◆ WORK REQUEST ◆
Could you transcribe every entry exactly, leaving nothing out?

Stored dataset items
● ● ● ● ●

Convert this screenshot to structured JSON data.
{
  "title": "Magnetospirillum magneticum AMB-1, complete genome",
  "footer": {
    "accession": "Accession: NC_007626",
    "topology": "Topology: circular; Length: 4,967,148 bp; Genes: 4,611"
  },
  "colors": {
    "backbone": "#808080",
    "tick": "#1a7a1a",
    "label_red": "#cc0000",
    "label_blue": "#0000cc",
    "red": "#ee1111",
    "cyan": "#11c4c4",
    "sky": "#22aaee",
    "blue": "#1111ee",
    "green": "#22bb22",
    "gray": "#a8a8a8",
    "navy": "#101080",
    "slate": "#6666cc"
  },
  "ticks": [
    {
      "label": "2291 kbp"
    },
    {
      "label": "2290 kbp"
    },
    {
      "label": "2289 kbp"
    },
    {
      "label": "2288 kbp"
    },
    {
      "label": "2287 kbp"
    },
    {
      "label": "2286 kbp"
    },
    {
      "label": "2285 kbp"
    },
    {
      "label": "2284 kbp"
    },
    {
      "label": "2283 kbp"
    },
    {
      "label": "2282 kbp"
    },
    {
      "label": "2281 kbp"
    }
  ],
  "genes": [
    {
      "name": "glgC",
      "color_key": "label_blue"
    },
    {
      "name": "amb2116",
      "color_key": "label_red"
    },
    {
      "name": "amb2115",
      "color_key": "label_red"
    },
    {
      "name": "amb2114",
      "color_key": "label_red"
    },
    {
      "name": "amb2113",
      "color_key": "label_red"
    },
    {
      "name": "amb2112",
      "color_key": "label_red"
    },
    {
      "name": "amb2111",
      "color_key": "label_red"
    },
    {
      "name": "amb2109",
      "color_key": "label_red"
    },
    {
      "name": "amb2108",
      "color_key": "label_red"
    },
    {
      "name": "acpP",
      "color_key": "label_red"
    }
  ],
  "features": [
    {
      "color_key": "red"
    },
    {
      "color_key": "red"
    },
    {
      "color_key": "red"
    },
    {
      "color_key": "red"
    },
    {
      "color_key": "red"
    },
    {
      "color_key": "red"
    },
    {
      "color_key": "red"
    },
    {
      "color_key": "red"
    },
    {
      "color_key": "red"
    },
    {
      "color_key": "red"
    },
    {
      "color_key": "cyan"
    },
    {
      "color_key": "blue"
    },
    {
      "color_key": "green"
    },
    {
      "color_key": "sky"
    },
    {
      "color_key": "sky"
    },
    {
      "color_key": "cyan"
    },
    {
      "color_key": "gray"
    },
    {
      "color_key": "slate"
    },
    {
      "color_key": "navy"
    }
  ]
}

● ● ● ● ●

◆ FINISHED TASK ◆
Convert this screenshot to structured JSON data.
{
  "title": "Magnetospirillum magneticum AMB-1, complete genome",
  "footer": {
    "accession": "Accession: NC_007626",
    "topology": "Topology: circular; Length: 4,967,148 bp; Genes: 4,611"
  },
  "colors": {
    "backbone": "#808080",
    "tick": "#1a7a1a",
    "label_red": "#cc0000",
    "label_blue": "#0000cc",
    "red": "#ee1111",
    "cyan": "#11c4c4",
    "sky": "#22aaee",
    "blue": "#1111ee",
    "green": "#22bb22",
    "gray": "#a8a8a8",
    "navy": "#101080",
    "slate": "#6666cc"
  },
  "ticks": [
    {
      "label": "2291 kbp"
    },
    {
      "label": "2290 kbp"
    },
    {
      "label": "2289 kbp"
    },
    {
      "label": "2288 kbp"
    },
    {
      "label": "2287 kbp"
    },
    {
      "label": "2286 kbp"
    },
    {
      "label": "2285 kbp"
    },
    {
      "label": "2284 kbp"
    },
    {
      "label": "2283 kbp"
    },
    {
      "label": "2282 kbp"
    },
    {
      "label": "2281 kbp"
    }
  ],
  "genes": [
    {
      "name": "glgC",
      "color_key": "label_blue"
    },
    {
      "name": "amb2116",
      "color_key": "label_red"
    },
    {
      "name": "amb2115",
      "color_key": "label_red"
    },
    {
      "name": "amb2114",
      "color_key": "label_red"
    },
    {
      "name": "amb2113",
      "color_key": "label_red"
    },
    {
      "name": "amb2112",
      "color_key": "label_red"
    },
    {
      "name": "amb2111",
      "color_key": "label_red"
    },
    {
      "name": "amb2109",
      "color_key": "label_red"
    },
    {
      "name": "amb2108",
      "color_key": "label_red"
    },
    {
      "name": "acpP",
      "color_key": "label_red"
    }
  ],
  "features": [
    {
      "color_key": "red"
    },
    {
      "color_key": "red"
    },
    {
      "color_key": "red"
    },
    {
      "color_key": "red"
    },
    {
      "color_key": "red"
    },
    {
      "color_key": "red"
    },
    {
      "color_key": "red"
    },
    {
      "color_key": "red"
    },
    {
      "color_key": "red"
    },
    {
      "color_key": "red"
    },
    {
      "color_key": "cyan"
    },
    {
      "color_key": "blue"
    },
    {
      "color_key": "green"
    },
    {
      "color_key": "sky"
    },
    {
      "color_key": "sky"
    },
    {
      "color_key": "cyan"
    },
    {
      "color_key": "gray"
    },
    {
      "color_key": "slate"
    },
    {
      "color_key": "navy"
    }
  ]
}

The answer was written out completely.